> WHAT YOU HAVE TO DO
Return the material word for word. Do not include the pictures.
════════
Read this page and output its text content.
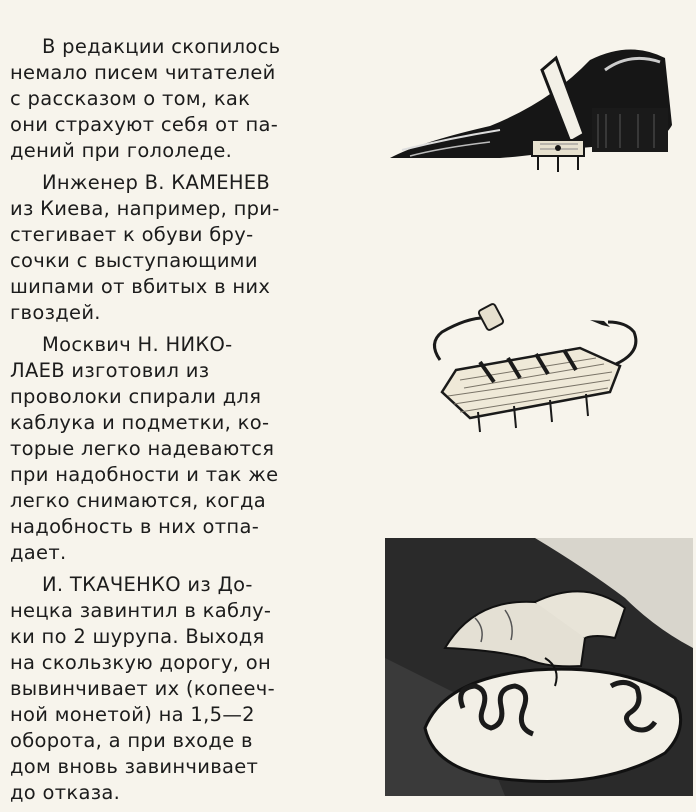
В редакции скопилось
немало писем читателей
с рассказом о том, как
они страхуют себя от па-
дений при гололеде.
Инженер В. КАМЕНЕВ
из Киева, например, при-
стегивает к обуви бру-
сочки с выступающими
шипами от вбитых в них
гвоздей.
Москвич Н. НИКО-
ЛАЕВ изготовил из
проволоки спирали для
каблука и подметки, ко-
торые легко надеваются
при надобности и так же
легко снимаются, когда
надобность в них отпа-
дает.
И. ТКАЧЕНКО из До-
нецка завинтил в каблу-
ки по 2 шурупа. Выходя
на скользкую дорогу, он
вывинчивает их (копееч-
ной монетой) на 1,5—2
оборота, а при входе в
дом вновь завинчивает
до отказа.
════════
> EXPECTED ANSWER
Read this page and output its text content.
В редакции скопилось
немало писем читателей
с рассказом о том, как
они страхуют себя от па-
дений при гололеде.
Инженер В. КАМЕНЕВ
из Киева, например, при-
стегивает к обуви бру-
сочки с выступающими
шипами от вбитых в них
гвоздей.
Москвич Н. НИКО-
ЛАЕВ изготовил из
проволоки спирали для
каблука и подметки, ко-
торые легко надеваются
при надобности и так же
легко снимаются, когда
надобность в них отпа-
дает.
И. ТКАЧЕНКО из До-
нецка завинтил в каблу-
ки по 2 шурупа. Выходя
на скользкую дорогу, он
вывинчивает их (копееч-
ной монетой) на 1,5—2
оборота, а при входе в
дом вновь завинчивает
до отказа.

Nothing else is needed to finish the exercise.